Look through the material below for "计划组织协调能力". Copy every line that contains it.

--

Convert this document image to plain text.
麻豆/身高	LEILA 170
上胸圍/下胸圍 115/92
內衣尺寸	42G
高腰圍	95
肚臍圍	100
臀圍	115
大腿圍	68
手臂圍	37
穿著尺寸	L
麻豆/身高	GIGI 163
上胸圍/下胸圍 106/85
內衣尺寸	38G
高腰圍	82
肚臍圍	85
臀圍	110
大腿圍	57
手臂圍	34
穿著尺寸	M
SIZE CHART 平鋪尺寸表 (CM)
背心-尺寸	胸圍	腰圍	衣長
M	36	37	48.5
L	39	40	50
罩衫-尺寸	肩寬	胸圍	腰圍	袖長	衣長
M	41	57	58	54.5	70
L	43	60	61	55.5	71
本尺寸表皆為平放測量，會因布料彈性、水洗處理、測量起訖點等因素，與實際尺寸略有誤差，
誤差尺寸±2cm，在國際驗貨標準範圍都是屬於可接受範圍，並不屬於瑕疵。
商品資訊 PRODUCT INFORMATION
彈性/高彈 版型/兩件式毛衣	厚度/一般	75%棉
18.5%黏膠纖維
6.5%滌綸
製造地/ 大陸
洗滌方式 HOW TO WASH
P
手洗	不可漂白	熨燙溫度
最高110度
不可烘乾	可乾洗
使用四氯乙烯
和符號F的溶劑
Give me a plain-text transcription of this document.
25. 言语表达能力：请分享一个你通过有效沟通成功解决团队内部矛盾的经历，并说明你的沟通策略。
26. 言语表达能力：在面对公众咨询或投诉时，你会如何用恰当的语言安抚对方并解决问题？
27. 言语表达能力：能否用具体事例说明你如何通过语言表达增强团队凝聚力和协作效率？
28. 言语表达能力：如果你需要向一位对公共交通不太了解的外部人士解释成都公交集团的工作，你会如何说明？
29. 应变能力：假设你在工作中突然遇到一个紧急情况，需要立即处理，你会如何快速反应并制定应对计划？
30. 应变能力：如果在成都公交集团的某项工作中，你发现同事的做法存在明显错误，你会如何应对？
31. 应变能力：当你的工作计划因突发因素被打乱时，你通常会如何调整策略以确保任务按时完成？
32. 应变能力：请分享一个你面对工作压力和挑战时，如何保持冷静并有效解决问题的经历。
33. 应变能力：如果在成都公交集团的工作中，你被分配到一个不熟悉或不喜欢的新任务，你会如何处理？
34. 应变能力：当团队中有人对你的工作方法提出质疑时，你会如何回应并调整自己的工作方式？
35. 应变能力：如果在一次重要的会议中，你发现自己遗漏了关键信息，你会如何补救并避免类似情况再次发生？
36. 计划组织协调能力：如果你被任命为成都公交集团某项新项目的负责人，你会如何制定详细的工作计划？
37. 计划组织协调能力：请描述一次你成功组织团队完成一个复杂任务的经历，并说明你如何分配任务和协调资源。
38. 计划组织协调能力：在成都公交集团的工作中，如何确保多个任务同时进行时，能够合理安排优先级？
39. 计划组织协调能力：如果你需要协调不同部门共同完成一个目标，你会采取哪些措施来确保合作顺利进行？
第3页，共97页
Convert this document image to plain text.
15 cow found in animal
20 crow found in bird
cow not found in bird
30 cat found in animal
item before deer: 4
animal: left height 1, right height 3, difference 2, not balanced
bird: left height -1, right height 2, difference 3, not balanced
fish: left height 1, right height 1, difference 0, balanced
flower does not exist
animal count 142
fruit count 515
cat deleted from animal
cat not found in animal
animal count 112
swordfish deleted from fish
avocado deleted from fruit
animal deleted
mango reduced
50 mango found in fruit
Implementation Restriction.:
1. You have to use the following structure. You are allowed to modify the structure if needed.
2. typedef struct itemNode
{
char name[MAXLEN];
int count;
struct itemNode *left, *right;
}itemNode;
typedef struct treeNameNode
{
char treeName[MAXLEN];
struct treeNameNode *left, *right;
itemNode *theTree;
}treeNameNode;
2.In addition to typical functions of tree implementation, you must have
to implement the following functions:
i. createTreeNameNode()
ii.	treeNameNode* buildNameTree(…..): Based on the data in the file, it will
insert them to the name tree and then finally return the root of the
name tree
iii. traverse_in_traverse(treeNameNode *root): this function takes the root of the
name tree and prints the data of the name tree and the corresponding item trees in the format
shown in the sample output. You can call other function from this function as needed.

--

FULL RESPONSE:
36. 计划组织协调能力：如果你被任命为成都公交集团某项新项目的负责人，你会如何制定详细的工作计划？
37. 计划组织协调能力：请描述一次你成功组织团队完成一个复杂任务的经历，并说明你如何分配任务和协调资源。
38. 计划组织协调能力：在成都公交集团的工作中，如何确保多个任务同时进行时，能够合理安排优先级？
39. 计划组织协调能力：如果你需要协调不同部门共同完成一个目标，你会采取哪些措施来确保合作顺利进行？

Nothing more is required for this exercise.